TASK OBJECTIVE
Every record should be written out exactly, please.

Entries with figure data
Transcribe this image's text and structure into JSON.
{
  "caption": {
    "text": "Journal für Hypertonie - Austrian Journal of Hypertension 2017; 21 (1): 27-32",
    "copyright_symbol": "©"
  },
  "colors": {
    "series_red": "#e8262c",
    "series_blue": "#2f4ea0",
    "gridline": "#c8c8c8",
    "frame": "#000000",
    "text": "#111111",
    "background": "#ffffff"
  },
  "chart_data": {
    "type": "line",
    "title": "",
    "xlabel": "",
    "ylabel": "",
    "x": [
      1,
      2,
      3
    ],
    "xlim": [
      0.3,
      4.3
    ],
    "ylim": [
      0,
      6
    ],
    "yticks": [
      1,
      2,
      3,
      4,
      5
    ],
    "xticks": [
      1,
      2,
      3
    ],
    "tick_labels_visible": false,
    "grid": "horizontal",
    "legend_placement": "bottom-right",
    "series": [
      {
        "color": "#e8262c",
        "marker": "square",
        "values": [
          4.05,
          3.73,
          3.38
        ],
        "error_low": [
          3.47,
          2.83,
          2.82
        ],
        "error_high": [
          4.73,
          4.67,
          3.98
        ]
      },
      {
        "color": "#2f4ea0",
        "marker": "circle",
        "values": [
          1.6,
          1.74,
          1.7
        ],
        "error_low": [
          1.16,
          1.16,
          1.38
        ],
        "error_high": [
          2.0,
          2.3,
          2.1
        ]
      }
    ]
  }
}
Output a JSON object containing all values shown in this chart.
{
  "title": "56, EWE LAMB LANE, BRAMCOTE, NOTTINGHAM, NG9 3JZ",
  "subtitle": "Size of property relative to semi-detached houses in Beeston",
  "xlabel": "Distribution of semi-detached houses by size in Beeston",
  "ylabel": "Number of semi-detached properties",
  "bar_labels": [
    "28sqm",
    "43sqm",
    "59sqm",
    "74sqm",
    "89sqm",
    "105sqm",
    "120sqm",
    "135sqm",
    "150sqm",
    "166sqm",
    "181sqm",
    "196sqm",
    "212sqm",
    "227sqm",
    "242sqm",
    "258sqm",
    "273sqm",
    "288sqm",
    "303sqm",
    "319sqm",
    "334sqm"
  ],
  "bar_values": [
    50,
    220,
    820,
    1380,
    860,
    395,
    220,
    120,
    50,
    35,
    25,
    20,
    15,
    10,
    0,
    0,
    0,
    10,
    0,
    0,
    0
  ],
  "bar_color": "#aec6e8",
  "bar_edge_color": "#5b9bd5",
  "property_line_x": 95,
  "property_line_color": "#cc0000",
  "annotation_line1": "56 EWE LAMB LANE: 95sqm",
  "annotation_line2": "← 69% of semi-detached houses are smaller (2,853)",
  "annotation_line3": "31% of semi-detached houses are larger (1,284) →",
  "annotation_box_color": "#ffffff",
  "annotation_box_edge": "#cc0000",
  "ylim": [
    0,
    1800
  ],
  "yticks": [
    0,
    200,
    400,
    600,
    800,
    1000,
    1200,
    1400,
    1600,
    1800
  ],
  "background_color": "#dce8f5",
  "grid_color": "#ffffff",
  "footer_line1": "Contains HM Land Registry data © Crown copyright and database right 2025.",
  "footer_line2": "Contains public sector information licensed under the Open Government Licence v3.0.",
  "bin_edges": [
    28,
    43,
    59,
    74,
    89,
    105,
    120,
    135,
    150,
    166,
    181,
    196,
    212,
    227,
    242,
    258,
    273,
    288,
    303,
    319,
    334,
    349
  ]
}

COMPLETE ANSWER
Transcribe this image's text and structure into JSON.
{
  "caption": {
    "text": "Journal für Hypertonie - Austrian Journal of Hypertension 2017; 21 (1): 27-32",
    "copyright_symbol": "©"
  },
  "colors": {
    "series_red": "#e8262c",
    "series_blue": "#2f4ea0",
    "gridline": "#c8c8c8",
    "frame": "#000000",
    "text": "#111111",
    "background": "#ffffff"
  },
  "chart_data": {
    "type": "line",
    "title": "",
    "xlabel": "",
    "ylabel": "",
    "x": [
      1,
      2,
      3
    ],
    "xlim": [
      0.3,
      4.3
    ],
    "ylim": [
      0,
      6
    ],
    "yticks": [
      1,
      2,
      3,
      4,
      5
    ],
    "xticks": [
      1,
      2,
      3
    ],
    "tick_labels_visible": false,
    "grid": "horizontal",
    "legend_placement": "bottom-right",
    "series": [
      {
        "color": "#e8262c",
        "marker": "square",
        "values": [
          4.05,
          3.73,
          3.38
        ],
        "error_low": [
          3.47,
          2.83,
          2.82
        ],
        "error_high": [
          4.73,
          4.67,
          3.98
        ]
      },
      {
        "color": "#2f4ea0",
        "marker": "circle",
        "values": [
          1.6,
          1.74,
          1.7
        ],
        "error_low": [
          1.16,
          1.16,
          1.38
        ],
        "error_high": [
          2.0,
          2.3,
          2.1
        ]
      }
    ]
  }
}
Output a JSON object containing all values shown in this chart.
{
  "title": "56, EWE LAMB LANE, BRAMCOTE, NOTTINGHAM, NG9 3JZ",
  "subtitle": "Size of property relative to semi-detached houses in Beeston",
  "xlabel": "Distribution of semi-detached houses by size in Beeston",
  "ylabel": "Number of semi-detached properties",
  "bar_labels": [
    "28sqm",
    "43sqm",
    "59sqm",
    "74sqm",
    "89sqm",
    "105sqm",
    "120sqm",
    "135sqm",
    "150sqm",
    "166sqm",
    "181sqm",
    "196sqm",
    "212sqm",
    "227sqm",
    "242sqm",
    "258sqm",
    "273sqm",
    "288sqm",
    "303sqm",
    "319sqm",
    "334sqm"
  ],
  "bar_values": [
    50,
    220,
    820,
    1380,
    860,
    395,
    220,
    120,
    50,
    35,
    25,
    20,
    15,
    10,
    0,
    0,
    0,
    10,
    0,
    0,
    0
  ],
  "bar_color": "#aec6e8",
  "bar_edge_color": "#5b9bd5",
  "property_line_x": 95,
  "property_line_color": "#cc0000",
  "annotation_line1": "56 EWE LAMB LANE: 95sqm",
  "annotation_line2": "← 69% of semi-detached houses are smaller (2,853)",
  "annotation_line3": "31% of semi-detached houses are larger (1,284) →",
  "annotation_box_color": "#ffffff",
  "annotation_box_edge": "#cc0000",
  "ylim": [
    0,
    1800
  ],
  "yticks": [
    0,
    200,
    400,
    600,
    800,
    1000,
    1200,
    1400,
    1600,
    1800
  ],
  "background_color": "#dce8f5",
  "grid_color": "#ffffff",
  "footer_line1": "Contains HM Land Registry data © Crown copyright and database right 2025.",
  "footer_line2": "Contains public sector information licensed under the Open Government Licence v3.0.",
  "bin_edges": [
    28,
    43,
    59,
    74,
    89,
    105,
    120,
    135,
    150,
    166,
    181,
    196,
    212,
    227,
    242,
    258,
    273,
    288,
    303,
    319,
    334,
    349
  ]
}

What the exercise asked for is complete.